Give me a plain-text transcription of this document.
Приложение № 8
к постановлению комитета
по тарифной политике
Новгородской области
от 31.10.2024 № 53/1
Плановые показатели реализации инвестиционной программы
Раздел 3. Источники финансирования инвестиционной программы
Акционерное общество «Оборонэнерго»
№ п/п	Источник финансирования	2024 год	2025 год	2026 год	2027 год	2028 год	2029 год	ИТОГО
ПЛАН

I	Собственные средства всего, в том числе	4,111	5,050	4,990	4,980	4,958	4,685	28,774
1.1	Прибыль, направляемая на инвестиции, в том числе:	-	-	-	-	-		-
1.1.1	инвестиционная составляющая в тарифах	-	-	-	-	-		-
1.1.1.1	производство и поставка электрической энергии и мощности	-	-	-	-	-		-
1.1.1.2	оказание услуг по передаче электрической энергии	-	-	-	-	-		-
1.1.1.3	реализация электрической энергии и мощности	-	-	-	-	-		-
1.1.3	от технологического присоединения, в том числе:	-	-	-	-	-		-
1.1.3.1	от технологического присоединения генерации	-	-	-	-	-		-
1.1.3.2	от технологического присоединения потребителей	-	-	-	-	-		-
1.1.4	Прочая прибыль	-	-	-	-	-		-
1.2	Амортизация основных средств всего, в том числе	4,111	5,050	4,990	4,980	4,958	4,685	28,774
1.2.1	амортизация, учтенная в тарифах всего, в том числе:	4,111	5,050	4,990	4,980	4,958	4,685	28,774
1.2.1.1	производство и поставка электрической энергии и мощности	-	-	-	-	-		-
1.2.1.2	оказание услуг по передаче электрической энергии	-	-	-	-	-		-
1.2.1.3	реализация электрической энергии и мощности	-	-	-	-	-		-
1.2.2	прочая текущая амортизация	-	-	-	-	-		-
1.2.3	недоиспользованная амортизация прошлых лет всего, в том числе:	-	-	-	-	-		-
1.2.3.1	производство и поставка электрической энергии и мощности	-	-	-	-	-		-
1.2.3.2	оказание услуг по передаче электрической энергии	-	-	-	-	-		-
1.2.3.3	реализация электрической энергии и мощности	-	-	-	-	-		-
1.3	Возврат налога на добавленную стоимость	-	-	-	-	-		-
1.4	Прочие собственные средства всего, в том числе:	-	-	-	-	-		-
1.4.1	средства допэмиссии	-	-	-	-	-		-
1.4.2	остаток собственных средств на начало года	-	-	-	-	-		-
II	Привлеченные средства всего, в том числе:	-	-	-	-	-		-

▸ WHAT IS ASKED:
Write out the entries above once more, without altering anything.

▸ TASK ANSWER:
Give me a plain-text transcription of this document.
Приложение № 8
к постановлению комитета
по тарифной политике
Новгородской области
от 31.10.2024 № 53/1
Плановые показатели реализации инвестиционной программы
Раздел 3. Источники финансирования инвестиционной программы
Акционерное общество «Оборонэнерго»
№ п/п	Источник финансирования	2024 год	2025 год	2026 год	2027 год	2028 год	2029 год	ИТОГО
ПЛАН

I	Собственные средства всего, в том числе	4,111	5,050	4,990	4,980	4,958	4,685	28,774
1.1	Прибыль, направляемая на инвестиции, в том числе:	-	-	-	-	-		-
1.1.1	инвестиционная составляющая в тарифах	-	-	-	-	-		-
1.1.1.1	производство и поставка электрической энергии и мощности	-	-	-	-	-		-
1.1.1.2	оказание услуг по передаче электрической энергии	-	-	-	-	-		-
1.1.1.3	реализация электрической энергии и мощности	-	-	-	-	-		-
1.1.3	от технологического присоединения, в том числе:	-	-	-	-	-		-
1.1.3.1	от технологического присоединения генерации	-	-	-	-	-		-
1.1.3.2	от технологического присоединения потребителей	-	-	-	-	-		-
1.1.4	Прочая прибыль	-	-	-	-	-		-
1.2	Амортизация основных средств всего, в том числе	4,111	5,050	4,990	4,980	4,958	4,685	28,774
1.2.1	амортизация, учтенная в тарифах всего, в том числе:	4,111	5,050	4,990	4,980	4,958	4,685	28,774
1.2.1.1	производство и поставка электрической энергии и мощности	-	-	-	-	-		-
1.2.1.2	оказание услуг по передаче электрической энергии	-	-	-	-	-		-
1.2.1.3	реализация электрической энергии и мощности	-	-	-	-	-		-
1.2.2	прочая текущая амортизация	-	-	-	-	-		-
1.2.3	недоиспользованная амортизация прошлых лет всего, в том числе:	-	-	-	-	-		-
1.2.3.1	производство и поставка электрической энергии и мощности	-	-	-	-	-		-
1.2.3.2	оказание услуг по передаче электрической энергии	-	-	-	-	-		-
1.2.3.3	реализация электрической энергии и мощности	-	-	-	-	-		-
1.3	Возврат налога на добавленную стоимость	-	-	-	-	-		-
1.4	Прочие собственные средства всего, в том числе:	-	-	-	-	-		-
1.4.1	средства допэмиссии	-	-	-	-	-		-
1.4.2	остаток собственных средств на начало года	-	-	-	-	-		-
II	Привлеченные средства всего, в том числе:	-	-	-	-	-		-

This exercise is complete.